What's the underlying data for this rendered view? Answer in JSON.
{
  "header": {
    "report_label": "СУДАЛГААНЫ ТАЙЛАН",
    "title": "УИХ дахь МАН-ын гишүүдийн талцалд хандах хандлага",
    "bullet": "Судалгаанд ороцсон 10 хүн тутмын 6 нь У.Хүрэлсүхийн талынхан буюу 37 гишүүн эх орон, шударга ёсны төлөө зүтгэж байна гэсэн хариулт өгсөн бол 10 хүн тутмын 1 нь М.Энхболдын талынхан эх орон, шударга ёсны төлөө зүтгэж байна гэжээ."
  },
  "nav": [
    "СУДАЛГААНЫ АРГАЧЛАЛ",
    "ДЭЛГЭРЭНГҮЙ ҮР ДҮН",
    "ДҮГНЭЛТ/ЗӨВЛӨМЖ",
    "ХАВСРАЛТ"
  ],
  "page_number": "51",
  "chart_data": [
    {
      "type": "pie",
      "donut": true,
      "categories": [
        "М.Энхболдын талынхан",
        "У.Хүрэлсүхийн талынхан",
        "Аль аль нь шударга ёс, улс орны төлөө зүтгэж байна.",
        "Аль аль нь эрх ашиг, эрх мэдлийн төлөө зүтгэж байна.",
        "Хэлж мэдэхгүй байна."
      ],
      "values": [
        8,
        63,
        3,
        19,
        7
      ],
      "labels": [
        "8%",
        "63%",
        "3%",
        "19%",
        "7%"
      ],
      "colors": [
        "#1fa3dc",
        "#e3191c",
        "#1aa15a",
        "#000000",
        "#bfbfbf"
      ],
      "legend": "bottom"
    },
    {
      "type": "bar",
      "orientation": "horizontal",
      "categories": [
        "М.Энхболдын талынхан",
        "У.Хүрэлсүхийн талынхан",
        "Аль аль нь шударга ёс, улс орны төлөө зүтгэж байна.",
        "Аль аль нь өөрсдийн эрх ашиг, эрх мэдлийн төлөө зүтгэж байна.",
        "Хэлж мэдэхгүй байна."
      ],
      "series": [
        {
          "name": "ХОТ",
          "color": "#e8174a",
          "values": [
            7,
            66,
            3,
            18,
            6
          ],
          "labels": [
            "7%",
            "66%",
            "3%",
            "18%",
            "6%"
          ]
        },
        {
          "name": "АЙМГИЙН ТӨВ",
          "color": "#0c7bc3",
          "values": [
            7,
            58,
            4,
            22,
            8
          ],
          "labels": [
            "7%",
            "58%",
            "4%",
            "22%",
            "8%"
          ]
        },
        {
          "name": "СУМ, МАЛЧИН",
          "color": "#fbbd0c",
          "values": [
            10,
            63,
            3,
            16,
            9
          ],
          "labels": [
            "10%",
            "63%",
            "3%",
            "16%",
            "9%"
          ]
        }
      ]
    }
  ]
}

======

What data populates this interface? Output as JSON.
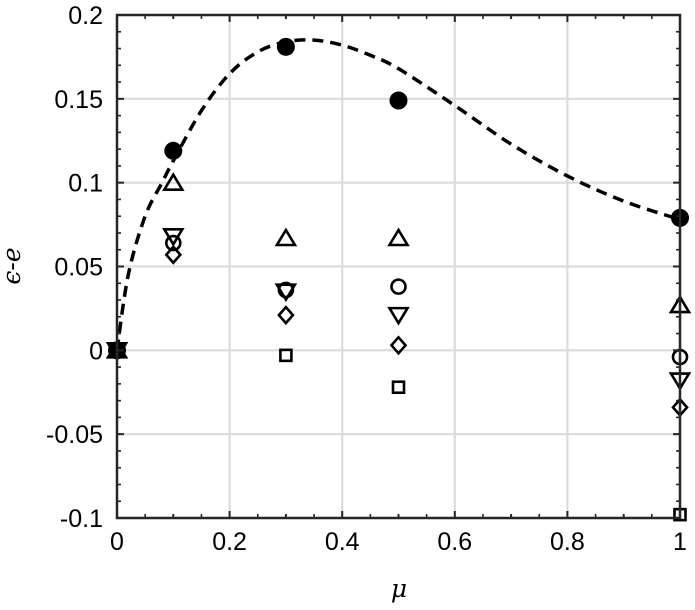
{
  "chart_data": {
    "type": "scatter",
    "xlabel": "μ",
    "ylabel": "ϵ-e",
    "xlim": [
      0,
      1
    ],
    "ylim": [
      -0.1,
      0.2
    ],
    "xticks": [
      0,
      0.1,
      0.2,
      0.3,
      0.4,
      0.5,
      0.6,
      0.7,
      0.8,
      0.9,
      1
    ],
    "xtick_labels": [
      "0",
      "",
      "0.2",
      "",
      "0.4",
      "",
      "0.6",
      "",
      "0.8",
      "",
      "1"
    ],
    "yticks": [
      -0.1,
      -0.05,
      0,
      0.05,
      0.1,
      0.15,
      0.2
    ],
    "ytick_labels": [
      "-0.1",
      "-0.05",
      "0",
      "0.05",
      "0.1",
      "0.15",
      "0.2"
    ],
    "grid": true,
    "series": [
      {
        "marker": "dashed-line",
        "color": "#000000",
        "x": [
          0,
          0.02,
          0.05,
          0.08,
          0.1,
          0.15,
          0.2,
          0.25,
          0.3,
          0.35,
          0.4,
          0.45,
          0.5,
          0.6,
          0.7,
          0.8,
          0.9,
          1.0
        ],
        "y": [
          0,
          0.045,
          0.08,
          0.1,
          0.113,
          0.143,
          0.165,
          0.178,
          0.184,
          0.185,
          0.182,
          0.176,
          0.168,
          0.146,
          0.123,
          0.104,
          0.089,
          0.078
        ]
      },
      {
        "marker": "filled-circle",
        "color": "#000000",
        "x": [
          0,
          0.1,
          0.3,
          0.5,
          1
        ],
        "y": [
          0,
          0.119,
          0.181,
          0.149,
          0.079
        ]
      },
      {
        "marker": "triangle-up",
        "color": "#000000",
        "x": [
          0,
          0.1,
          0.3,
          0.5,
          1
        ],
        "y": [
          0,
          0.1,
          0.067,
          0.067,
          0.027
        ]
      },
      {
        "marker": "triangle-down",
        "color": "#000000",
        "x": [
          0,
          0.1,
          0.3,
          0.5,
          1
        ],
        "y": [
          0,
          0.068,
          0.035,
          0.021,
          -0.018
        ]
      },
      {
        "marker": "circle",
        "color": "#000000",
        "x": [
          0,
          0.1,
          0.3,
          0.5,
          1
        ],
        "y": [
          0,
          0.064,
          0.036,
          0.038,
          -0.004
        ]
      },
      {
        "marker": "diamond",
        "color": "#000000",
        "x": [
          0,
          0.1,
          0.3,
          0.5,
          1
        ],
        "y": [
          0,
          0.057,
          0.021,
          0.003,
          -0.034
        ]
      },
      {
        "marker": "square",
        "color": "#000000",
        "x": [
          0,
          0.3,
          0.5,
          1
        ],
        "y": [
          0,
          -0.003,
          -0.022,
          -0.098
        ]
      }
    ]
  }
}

======

Your goal
Identify each line of the material where the word "name" shows up, and copy it.

Finished exercise
          "name": "ХОТ",
          "name": "АЙМГИЙН ТӨВ",
          "name": "СУМ, МАЛЧИН",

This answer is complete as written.